• _Data entries for graphics_:
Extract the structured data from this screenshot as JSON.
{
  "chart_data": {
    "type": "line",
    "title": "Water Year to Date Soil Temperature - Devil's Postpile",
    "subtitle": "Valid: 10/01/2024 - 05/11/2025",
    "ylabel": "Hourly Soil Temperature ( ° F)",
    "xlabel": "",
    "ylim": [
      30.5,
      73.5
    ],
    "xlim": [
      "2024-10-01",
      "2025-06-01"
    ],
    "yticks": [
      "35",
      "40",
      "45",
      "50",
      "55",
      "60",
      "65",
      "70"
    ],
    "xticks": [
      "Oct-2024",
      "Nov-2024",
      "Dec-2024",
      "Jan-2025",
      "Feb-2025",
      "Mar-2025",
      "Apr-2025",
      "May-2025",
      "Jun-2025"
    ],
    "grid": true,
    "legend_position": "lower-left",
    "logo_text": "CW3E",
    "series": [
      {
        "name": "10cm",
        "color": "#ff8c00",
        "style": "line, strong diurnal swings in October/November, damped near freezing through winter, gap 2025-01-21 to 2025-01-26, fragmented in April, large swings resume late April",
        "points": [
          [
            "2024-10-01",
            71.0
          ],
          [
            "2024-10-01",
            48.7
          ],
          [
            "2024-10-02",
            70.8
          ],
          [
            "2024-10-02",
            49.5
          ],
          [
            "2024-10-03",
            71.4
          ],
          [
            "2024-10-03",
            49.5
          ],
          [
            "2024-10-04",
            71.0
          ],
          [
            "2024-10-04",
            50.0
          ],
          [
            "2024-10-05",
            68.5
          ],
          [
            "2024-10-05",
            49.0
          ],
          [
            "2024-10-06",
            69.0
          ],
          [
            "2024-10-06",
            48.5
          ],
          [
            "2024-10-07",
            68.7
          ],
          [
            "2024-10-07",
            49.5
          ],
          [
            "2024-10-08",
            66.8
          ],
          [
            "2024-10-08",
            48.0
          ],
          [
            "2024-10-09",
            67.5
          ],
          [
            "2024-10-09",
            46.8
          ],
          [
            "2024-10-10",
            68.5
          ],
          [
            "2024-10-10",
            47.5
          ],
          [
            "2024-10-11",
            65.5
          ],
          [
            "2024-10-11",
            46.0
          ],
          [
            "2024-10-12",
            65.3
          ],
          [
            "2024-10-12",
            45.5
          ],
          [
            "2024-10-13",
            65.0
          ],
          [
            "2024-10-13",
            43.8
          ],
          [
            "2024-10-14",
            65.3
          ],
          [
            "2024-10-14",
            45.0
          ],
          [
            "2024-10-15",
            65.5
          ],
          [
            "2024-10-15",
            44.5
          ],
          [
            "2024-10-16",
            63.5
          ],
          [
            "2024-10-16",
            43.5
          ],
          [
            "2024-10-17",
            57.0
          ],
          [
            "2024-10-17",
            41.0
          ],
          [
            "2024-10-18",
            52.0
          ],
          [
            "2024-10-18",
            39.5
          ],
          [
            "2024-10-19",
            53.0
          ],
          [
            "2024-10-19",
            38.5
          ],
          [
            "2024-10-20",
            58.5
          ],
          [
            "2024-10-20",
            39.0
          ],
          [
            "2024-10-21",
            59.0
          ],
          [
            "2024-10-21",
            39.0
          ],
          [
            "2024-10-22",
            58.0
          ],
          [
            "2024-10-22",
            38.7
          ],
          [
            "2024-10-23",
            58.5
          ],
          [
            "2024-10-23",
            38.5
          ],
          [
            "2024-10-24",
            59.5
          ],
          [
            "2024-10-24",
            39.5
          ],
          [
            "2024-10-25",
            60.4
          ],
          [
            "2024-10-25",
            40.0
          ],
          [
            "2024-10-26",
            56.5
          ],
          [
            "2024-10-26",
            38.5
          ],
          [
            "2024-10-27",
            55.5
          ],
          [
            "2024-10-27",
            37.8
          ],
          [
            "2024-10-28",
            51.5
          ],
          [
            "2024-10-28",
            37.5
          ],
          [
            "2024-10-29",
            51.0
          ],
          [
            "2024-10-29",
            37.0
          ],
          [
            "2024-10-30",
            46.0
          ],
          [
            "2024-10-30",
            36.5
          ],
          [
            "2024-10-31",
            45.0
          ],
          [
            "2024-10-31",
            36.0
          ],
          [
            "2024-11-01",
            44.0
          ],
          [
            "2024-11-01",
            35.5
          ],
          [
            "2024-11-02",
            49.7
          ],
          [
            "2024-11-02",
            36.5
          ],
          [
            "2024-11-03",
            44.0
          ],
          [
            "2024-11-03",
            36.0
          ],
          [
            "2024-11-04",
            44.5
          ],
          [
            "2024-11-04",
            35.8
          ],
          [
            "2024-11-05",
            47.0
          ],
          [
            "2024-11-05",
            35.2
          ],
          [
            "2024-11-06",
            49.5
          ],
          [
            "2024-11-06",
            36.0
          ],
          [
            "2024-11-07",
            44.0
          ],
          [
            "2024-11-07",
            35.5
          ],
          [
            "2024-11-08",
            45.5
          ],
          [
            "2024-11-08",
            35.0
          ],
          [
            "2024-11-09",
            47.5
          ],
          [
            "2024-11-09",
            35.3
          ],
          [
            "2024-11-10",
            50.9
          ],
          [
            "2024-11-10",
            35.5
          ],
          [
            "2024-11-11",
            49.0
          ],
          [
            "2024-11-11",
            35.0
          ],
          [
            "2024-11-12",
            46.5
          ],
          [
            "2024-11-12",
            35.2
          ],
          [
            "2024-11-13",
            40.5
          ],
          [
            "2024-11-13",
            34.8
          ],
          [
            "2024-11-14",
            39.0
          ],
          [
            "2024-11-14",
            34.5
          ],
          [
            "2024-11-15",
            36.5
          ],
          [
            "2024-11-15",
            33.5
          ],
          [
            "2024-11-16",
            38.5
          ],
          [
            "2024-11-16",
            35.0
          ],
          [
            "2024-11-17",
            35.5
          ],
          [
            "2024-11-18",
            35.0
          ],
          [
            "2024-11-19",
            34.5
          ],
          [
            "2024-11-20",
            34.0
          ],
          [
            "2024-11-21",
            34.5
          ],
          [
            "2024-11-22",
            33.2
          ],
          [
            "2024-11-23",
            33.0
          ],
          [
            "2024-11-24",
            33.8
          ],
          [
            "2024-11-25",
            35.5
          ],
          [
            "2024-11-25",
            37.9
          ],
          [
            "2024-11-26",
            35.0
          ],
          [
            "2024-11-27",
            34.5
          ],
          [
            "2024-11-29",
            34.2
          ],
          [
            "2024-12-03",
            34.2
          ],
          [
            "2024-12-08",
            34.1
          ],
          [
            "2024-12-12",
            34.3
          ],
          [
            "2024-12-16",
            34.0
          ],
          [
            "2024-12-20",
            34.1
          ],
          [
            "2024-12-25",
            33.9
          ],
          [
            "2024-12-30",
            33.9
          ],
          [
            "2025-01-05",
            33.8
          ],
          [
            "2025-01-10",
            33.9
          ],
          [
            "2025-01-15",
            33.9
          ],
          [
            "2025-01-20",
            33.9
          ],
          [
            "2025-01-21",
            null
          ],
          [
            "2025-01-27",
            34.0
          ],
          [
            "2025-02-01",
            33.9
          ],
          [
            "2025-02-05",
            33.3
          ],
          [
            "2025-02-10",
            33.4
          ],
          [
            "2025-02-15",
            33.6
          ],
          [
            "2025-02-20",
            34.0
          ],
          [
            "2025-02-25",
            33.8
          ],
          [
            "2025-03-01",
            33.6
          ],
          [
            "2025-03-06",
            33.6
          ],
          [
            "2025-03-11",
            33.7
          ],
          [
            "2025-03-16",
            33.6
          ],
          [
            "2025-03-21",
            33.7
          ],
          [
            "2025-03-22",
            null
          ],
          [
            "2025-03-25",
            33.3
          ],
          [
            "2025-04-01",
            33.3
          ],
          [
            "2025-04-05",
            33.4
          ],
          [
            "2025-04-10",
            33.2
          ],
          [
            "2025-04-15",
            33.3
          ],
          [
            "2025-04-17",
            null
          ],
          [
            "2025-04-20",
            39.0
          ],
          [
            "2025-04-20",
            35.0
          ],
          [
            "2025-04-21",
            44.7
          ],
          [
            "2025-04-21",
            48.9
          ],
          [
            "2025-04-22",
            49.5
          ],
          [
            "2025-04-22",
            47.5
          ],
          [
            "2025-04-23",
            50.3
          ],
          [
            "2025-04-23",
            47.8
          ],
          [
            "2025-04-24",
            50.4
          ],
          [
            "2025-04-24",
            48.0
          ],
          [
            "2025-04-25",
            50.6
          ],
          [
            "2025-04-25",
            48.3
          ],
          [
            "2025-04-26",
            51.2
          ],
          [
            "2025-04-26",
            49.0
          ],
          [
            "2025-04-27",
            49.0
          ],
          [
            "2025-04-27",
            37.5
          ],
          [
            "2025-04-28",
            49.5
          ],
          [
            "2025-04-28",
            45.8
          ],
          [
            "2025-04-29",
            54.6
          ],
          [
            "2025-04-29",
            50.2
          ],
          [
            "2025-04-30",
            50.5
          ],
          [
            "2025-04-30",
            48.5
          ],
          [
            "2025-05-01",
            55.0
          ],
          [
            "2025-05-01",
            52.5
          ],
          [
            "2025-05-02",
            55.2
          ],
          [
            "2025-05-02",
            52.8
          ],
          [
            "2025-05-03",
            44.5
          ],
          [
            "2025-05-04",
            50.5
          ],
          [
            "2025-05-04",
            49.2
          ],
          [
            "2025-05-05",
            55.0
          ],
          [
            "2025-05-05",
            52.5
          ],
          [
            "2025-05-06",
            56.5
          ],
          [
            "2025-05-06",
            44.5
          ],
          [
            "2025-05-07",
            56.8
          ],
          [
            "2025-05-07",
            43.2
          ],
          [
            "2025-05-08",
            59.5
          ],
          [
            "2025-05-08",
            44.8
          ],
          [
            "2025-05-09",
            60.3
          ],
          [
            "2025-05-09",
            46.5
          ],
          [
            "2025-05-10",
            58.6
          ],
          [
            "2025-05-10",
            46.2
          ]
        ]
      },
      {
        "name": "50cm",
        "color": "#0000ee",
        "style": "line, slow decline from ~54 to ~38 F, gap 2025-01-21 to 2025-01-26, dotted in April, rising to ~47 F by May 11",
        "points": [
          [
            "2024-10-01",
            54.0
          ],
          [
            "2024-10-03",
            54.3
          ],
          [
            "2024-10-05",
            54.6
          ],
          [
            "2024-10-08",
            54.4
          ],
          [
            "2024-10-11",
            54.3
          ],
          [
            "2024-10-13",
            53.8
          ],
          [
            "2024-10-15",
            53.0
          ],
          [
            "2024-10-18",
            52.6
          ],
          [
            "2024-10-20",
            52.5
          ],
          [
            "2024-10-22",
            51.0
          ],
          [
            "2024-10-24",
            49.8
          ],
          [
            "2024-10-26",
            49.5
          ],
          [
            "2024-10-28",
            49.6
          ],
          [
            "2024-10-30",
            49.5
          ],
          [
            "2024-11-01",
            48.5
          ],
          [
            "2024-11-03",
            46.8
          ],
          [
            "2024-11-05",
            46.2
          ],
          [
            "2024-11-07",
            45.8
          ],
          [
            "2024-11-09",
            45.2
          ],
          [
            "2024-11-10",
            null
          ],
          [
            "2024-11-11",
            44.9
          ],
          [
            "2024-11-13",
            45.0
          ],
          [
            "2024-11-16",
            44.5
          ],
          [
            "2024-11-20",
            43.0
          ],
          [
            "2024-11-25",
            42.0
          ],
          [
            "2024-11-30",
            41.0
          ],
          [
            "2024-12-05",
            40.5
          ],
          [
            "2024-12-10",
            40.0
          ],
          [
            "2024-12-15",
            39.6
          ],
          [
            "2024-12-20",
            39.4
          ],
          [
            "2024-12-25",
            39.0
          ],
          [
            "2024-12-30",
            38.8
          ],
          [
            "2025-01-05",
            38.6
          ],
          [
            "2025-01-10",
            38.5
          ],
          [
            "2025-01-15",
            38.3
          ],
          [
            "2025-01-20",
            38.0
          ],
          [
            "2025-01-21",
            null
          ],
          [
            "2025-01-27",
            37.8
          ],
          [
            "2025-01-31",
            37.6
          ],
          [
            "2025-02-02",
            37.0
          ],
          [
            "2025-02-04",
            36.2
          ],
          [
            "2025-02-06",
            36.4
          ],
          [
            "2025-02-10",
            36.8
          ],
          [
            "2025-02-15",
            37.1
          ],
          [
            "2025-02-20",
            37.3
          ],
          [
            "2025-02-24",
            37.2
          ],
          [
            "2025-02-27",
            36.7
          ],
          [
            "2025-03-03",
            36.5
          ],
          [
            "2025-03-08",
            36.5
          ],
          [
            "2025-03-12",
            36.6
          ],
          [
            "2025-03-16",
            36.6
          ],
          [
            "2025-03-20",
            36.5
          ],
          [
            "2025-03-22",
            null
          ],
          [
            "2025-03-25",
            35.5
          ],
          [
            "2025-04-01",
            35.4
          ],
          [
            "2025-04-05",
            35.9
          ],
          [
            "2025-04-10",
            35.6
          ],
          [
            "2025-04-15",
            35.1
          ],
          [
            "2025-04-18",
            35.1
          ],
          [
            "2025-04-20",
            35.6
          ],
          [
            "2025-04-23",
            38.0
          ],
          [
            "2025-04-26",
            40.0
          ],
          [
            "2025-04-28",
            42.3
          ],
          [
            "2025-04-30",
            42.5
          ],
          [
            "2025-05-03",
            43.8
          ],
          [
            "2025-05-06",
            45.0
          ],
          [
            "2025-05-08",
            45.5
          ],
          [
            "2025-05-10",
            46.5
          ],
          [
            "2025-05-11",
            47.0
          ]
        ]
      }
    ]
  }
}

• _REQUIRED WORK_: Isolate each line of the listing above that includes "from". Copy it.

• _COMPLETED EXERCISE_:
Extract the structured data from this screenshot as JSON.
        "style": "line, slow decline from ~54 to ~38 F, gap 2025-01-21 to 2025-01-26, dotted in April, rising to ~47 F by May 11",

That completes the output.